## BEGIN

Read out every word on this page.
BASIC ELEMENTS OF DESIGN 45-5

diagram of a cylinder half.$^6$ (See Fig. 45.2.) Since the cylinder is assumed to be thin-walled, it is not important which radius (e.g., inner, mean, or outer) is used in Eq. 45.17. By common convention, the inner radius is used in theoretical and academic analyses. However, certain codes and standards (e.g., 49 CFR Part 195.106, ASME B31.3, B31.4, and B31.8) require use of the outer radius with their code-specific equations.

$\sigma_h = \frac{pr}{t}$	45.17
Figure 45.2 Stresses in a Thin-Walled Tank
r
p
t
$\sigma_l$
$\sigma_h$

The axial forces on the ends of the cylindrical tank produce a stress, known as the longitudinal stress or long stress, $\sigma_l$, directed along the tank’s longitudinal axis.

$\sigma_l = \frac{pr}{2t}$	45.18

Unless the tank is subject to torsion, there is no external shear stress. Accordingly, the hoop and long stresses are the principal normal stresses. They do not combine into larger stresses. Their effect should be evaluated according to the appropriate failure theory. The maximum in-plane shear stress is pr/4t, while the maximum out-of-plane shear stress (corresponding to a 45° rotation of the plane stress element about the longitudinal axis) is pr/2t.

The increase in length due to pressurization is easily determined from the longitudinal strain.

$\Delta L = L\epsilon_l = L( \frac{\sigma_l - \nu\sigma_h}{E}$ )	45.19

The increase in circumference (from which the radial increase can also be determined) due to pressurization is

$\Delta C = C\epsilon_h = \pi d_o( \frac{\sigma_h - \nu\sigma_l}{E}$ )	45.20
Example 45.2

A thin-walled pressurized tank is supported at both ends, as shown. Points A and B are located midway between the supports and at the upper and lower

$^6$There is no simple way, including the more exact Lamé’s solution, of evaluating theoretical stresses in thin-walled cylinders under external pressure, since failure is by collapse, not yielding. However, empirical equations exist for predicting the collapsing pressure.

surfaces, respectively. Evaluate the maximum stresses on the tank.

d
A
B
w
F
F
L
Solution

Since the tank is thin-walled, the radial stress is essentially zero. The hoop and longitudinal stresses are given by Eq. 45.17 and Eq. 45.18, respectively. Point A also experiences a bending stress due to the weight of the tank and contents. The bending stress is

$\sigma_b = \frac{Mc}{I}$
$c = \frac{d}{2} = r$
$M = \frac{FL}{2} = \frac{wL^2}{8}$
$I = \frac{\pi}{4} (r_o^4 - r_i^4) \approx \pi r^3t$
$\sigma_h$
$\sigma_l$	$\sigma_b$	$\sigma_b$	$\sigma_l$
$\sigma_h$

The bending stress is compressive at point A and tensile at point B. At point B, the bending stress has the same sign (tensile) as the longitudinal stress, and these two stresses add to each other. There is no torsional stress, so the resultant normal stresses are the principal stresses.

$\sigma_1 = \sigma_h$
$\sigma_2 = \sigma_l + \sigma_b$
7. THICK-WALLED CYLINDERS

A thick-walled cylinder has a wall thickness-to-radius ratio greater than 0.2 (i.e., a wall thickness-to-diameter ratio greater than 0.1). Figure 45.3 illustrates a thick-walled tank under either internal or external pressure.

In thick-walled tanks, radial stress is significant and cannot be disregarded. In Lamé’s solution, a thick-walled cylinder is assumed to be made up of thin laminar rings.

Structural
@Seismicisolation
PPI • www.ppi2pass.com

## END

— STATED PROBLEM —
Pick out the lines containing the word "determined" and show them.

— EXPECTED ANSWER —
The increase in length due to pressurization is easily determined from the longitudinal strain.
The increase in circumference (from which the radial increase can also be determined) due to pressurization is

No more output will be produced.